=== Given exercise ===
Wherever the word "Properties" appears in the entries, copy the whole line.
* start Excerpted records *
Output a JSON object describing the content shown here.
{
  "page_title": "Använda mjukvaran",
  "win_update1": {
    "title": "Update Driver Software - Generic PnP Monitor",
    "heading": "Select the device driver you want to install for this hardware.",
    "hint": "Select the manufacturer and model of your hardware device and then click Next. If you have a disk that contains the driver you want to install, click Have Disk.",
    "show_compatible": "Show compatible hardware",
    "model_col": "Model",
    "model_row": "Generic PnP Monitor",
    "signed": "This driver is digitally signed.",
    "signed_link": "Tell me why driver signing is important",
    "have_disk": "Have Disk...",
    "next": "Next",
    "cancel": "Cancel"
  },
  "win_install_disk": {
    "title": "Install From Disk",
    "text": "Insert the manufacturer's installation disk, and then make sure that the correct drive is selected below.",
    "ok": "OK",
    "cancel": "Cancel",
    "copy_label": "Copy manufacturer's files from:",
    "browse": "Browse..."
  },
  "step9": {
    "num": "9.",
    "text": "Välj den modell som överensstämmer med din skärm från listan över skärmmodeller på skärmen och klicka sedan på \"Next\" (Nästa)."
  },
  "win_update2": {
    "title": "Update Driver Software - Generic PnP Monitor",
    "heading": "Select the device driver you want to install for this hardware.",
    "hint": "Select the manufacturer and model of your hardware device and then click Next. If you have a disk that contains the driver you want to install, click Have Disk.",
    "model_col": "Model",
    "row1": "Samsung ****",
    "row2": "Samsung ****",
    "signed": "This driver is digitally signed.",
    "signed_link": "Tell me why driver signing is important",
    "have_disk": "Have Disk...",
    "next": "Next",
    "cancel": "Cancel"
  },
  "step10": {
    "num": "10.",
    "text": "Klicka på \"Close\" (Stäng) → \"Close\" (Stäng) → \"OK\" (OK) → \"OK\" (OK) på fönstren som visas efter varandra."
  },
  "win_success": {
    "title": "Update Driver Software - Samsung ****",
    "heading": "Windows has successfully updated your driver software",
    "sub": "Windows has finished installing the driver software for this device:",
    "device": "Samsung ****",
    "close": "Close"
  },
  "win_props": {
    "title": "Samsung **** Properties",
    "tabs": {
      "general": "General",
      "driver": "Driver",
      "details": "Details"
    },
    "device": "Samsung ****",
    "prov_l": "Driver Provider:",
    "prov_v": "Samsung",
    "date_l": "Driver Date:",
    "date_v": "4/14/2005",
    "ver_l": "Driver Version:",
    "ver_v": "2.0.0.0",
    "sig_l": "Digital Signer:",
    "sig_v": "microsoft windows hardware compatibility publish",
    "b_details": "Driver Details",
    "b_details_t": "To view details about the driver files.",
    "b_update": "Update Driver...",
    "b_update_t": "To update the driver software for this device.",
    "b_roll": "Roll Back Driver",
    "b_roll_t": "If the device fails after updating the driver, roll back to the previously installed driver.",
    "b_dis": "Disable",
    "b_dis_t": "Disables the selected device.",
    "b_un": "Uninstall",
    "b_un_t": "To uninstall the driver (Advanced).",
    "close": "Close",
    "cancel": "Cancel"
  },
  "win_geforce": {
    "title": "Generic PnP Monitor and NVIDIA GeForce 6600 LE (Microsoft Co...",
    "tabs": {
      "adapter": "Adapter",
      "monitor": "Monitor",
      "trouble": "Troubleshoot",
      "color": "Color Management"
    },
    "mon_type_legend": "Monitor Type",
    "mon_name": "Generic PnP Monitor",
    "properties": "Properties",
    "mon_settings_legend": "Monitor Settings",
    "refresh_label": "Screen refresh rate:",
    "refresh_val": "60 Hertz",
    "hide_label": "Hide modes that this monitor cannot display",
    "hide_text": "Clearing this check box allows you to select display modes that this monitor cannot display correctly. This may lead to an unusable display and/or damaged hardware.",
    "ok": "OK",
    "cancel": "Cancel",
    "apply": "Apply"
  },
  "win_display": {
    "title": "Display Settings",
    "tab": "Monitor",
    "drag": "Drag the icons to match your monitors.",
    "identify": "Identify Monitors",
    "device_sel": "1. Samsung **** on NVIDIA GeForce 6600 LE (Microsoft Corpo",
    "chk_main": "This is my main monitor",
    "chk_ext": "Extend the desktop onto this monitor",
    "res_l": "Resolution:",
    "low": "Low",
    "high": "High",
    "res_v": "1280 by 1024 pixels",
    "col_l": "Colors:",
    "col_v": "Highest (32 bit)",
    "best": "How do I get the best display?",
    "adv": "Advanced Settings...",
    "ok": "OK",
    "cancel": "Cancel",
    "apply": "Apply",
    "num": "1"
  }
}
* end Excerpted records *
=== Exercise solution ===
    "title": "Samsung **** Properties",
    "properties": "Properties",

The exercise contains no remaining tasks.